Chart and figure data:
....

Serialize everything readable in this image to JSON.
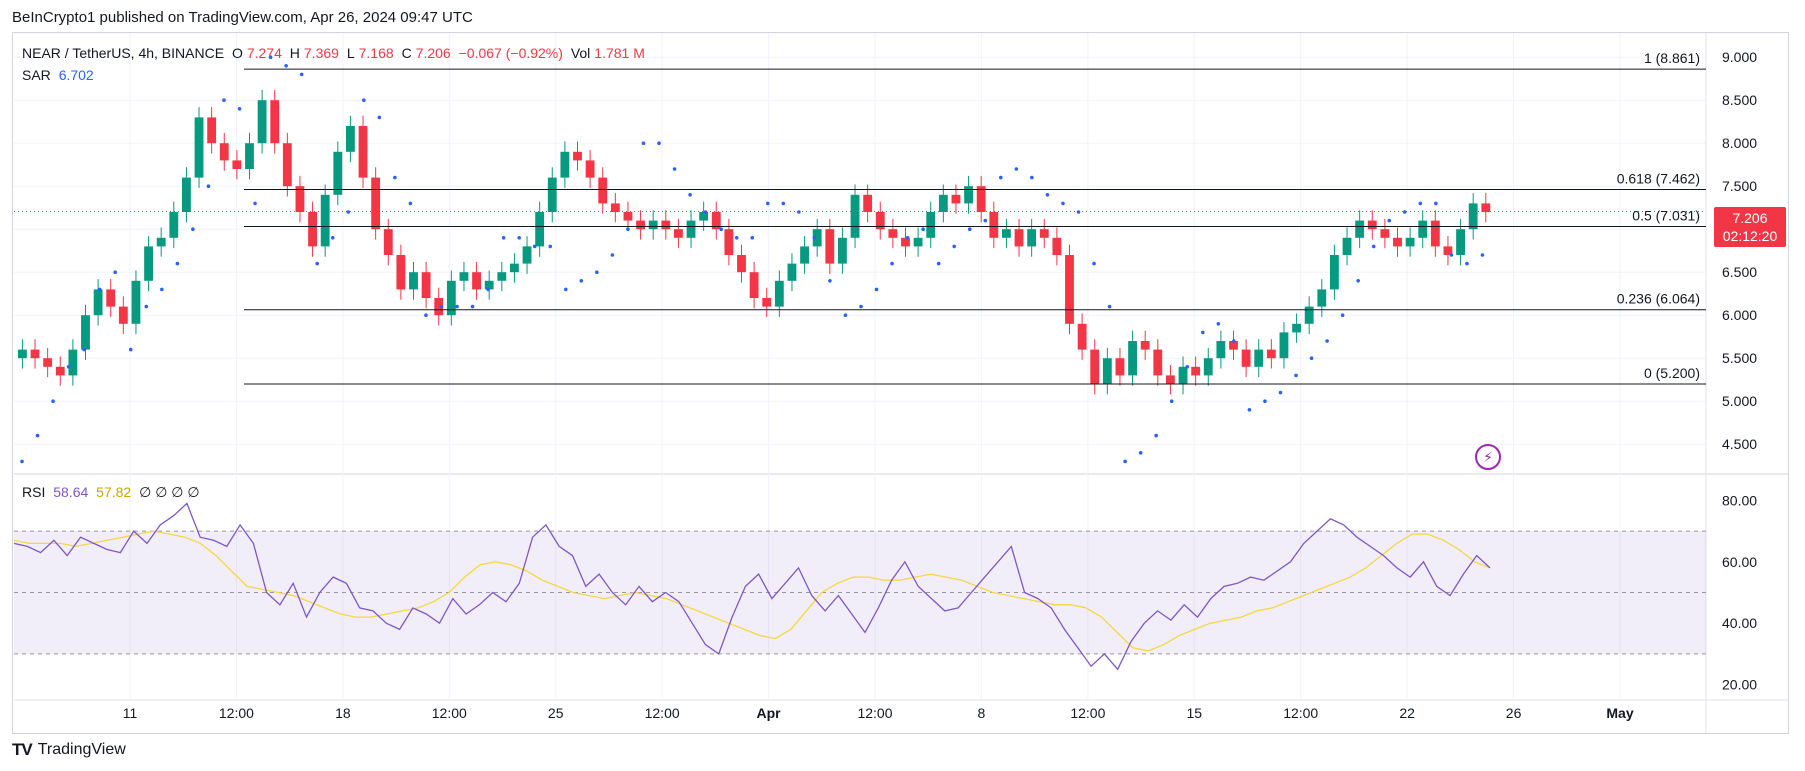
{
  "header": {
    "publish_line": "BeInCrypto1 published on TradingView.com, Apr 26, 2024 09:47 UTC"
  },
  "legend": {
    "symbol": "NEAR / TetherUS, 4h, BINANCE",
    "o_label": "O",
    "o_value": "7.274",
    "h_label": "H",
    "h_value": "7.369",
    "l_label": "L",
    "l_value": "7.168",
    "c_label": "C",
    "c_value": "7.206",
    "change": "−0.067 (−0.92%)",
    "vol_label": "Vol",
    "vol_value": "1.781 M",
    "sar_label": "SAR",
    "sar_value": "6.702",
    "rsi_label": "RSI",
    "rsi_value": "58.64",
    "rsi_ma_value": "57.82",
    "rsi_extra": "∅  ∅  ∅  ∅"
  },
  "price_badge": {
    "price": "7.206",
    "countdown": "02:12:20"
  },
  "footer": {
    "brand": "TradingView"
  },
  "colors": {
    "up": "#089981",
    "down": "#f23645",
    "sar": "#2962ff",
    "rsi": "#7e57c2",
    "rsi_ma": "#f5d742",
    "band": "#7e57c2"
  },
  "chart_data": {
    "type": "candlestick",
    "title": "NEAR / TetherUS, 4h, BINANCE",
    "price_axis": {
      "min": 4.2,
      "max": 9.2,
      "ticks": [
        "9.000",
        "8.500",
        "8.000",
        "7.500",
        "7.000",
        "6.500",
        "6.000",
        "5.500",
        "5.000",
        "4.500"
      ]
    },
    "x_ticks": [
      "11",
      "12:00",
      "18",
      "12:00",
      "25",
      "12:00",
      "Apr",
      "12:00",
      "8",
      "12:00",
      "15",
      "12:00",
      "22",
      "26",
      "May"
    ],
    "fib_levels": [
      {
        "label": "1 (8.861)",
        "value": 8.861
      },
      {
        "label": "0.618 (7.462)",
        "value": 7.462
      },
      {
        "label": "0.5 (7.031)",
        "value": 7.031
      },
      {
        "label": "0.236 (6.064)",
        "value": 6.064
      },
      {
        "label": "0 (5.200)",
        "value": 5.2
      }
    ],
    "last_price": 7.206,
    "close_series": [
      5.6,
      5.5,
      5.4,
      5.3,
      5.6,
      6.0,
      6.3,
      6.1,
      5.9,
      6.4,
      6.8,
      6.9,
      7.2,
      7.6,
      8.3,
      8.0,
      7.8,
      7.7,
      8.0,
      8.5,
      8.0,
      7.5,
      7.2,
      6.8,
      7.4,
      7.9,
      8.2,
      7.6,
      7.0,
      6.7,
      6.3,
      6.5,
      6.2,
      6.0,
      6.4,
      6.5,
      6.3,
      6.4,
      6.5,
      6.6,
      6.8,
      7.2,
      7.6,
      7.9,
      7.8,
      7.6,
      7.3,
      7.2,
      7.1,
      7.0,
      7.1,
      7.0,
      6.9,
      7.1,
      7.2,
      7.0,
      6.7,
      6.5,
      6.2,
      6.1,
      6.4,
      6.6,
      6.8,
      7.0,
      6.6,
      6.9,
      7.4,
      7.2,
      7.0,
      6.9,
      6.8,
      6.9,
      7.2,
      7.4,
      7.3,
      7.5,
      7.2,
      6.9,
      7.0,
      6.8,
      7.0,
      6.9,
      6.7,
      5.9,
      5.6,
      5.2,
      5.5,
      5.3,
      5.7,
      5.6,
      5.3,
      5.2,
      5.4,
      5.3,
      5.5,
      5.7,
      5.6,
      5.4,
      5.6,
      5.5,
      5.8,
      5.9,
      6.1,
      6.3,
      6.7,
      6.9,
      7.1,
      7.0,
      6.9,
      6.8,
      6.9,
      7.1,
      6.8,
      6.7,
      7.0,
      7.3,
      7.2
    ],
    "sar_series": [
      4.3,
      4.6,
      5.0,
      5.4,
      5.6,
      6.3,
      6.5,
      5.6,
      6.1,
      6.3,
      6.6,
      7.0,
      7.5,
      8.5,
      8.4,
      7.3,
      9.0,
      8.9,
      8.8,
      6.6,
      6.9,
      7.2,
      8.5,
      8.3,
      7.6,
      7.3,
      6.0,
      6.1,
      6.1,
      6.1,
      6.3,
      6.9,
      6.9,
      6.8,
      6.8,
      6.3,
      6.4,
      6.5,
      6.7,
      7.0,
      8.0,
      8.0,
      7.7,
      7.4,
      7.2,
      7.0,
      6.9,
      6.9,
      7.3,
      7.3,
      7.2,
      6.9,
      6.4,
      6.0,
      6.1,
      6.3,
      6.6,
      6.9,
      7.0,
      6.6,
      6.8,
      7.0,
      7.1,
      7.6,
      7.7,
      7.6,
      7.4,
      7.3,
      7.2,
      6.6,
      6.1,
      4.3,
      4.4,
      4.6,
      5.0,
      5.4,
      5.8,
      5.9,
      5.7,
      4.9,
      5.0,
      5.1,
      5.3,
      5.5,
      5.7,
      6.0,
      6.4,
      6.8,
      7.1,
      7.2,
      7.3,
      7.3,
      6.7,
      6.6,
      6.7
    ],
    "rsi": {
      "axis": {
        "min": 15,
        "max": 85,
        "ticks": [
          "80.00",
          "60.00",
          "40.00",
          "20.00"
        ]
      },
      "bands": [
        70,
        50,
        30
      ],
      "rsi_series": [
        66,
        65,
        63,
        67,
        62,
        68,
        66,
        64,
        63,
        70,
        66,
        72,
        75,
        79,
        68,
        67,
        65,
        72,
        66,
        50,
        46,
        53,
        42,
        50,
        55,
        53,
        45,
        44,
        40,
        38,
        45,
        43,
        40,
        48,
        43,
        46,
        50,
        47,
        53,
        68,
        72,
        65,
        62,
        52,
        56,
        50,
        46,
        52,
        47,
        50,
        47,
        40,
        33,
        30,
        42,
        52,
        56,
        48,
        53,
        58,
        49,
        44,
        49,
        43,
        37,
        45,
        54,
        60,
        52,
        48,
        44,
        45,
        50,
        55,
        60,
        65,
        50,
        48,
        45,
        38,
        32,
        26,
        30,
        25,
        34,
        40,
        44,
        41,
        46,
        42,
        48,
        52,
        53,
        55,
        54,
        57,
        60,
        66,
        70,
        74,
        72,
        68,
        65,
        62,
        58,
        55,
        60,
        52,
        49,
        56,
        62,
        58
      ],
      "ma_series": [
        67,
        66,
        66,
        66,
        65,
        66,
        67,
        68,
        69,
        70,
        69,
        68,
        66,
        62,
        57,
        52,
        51,
        50,
        49,
        47,
        45,
        43,
        42,
        42,
        43,
        44,
        45,
        47,
        50,
        55,
        59,
        60,
        59,
        57,
        54,
        52,
        50,
        49,
        48,
        49,
        50,
        49,
        48,
        46,
        44,
        42,
        40,
        38,
        36,
        35,
        38,
        44,
        50,
        53,
        55,
        55,
        54,
        54,
        55,
        56,
        55,
        54,
        52,
        50,
        49,
        48,
        47,
        46,
        46,
        45,
        42,
        37,
        32,
        31,
        33,
        36,
        38,
        40,
        41,
        42,
        44,
        45,
        47,
        49,
        51,
        53,
        55,
        58,
        62,
        66,
        69,
        69,
        67,
        64,
        60,
        58
      ]
    }
  }
}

....

REQUIREMENTS: Return each line that includes "TetherUS".

THE OUTPUT:
    "symbol": "NEAR / TetherUS, 4h, BINANCE",
    "title": "NEAR / TetherUS, 4h, BINANCE",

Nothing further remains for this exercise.